AVAILABLE DATA ->
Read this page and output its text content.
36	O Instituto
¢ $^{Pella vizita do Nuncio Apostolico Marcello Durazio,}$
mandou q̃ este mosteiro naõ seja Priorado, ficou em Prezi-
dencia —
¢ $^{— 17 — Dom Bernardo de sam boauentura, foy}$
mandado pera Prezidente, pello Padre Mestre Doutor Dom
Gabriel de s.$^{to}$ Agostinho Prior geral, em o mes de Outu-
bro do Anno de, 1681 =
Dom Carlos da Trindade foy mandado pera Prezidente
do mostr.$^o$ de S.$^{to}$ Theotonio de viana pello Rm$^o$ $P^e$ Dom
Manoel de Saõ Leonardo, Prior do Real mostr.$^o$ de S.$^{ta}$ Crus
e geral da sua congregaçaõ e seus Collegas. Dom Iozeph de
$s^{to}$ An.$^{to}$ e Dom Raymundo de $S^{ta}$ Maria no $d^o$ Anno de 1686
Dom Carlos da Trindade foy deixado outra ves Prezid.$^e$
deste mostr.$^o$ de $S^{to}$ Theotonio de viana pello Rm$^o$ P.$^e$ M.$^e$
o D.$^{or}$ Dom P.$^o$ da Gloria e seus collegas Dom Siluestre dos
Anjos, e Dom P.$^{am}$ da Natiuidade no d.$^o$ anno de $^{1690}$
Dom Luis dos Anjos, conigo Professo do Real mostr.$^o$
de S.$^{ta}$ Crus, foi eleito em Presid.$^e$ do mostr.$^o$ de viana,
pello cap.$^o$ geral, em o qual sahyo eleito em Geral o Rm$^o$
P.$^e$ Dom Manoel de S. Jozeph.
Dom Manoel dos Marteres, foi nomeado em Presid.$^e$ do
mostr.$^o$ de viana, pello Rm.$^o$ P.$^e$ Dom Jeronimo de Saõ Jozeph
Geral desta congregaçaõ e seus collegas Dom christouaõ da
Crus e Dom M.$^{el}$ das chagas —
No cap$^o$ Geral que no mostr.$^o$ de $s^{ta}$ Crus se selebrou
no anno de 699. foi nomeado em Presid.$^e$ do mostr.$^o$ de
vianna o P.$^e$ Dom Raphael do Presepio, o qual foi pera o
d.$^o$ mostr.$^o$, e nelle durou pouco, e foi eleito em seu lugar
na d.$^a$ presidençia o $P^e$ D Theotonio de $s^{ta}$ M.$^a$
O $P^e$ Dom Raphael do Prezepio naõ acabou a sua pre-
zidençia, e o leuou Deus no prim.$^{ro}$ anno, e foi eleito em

WORK TO BE COMPLETED -> From the entries above, copy every line that holds the word "Manoel".

SOLUTION BELOW ->
Manoel de Saõ Leonardo, Prior do Real mostr.$^o$ de S.$^{ta}$ Crus
P.$^e$ Dom Manoel de S. Jozeph.
Dom Manoel dos Marteres, foi nomeado em Presid.$^e$ do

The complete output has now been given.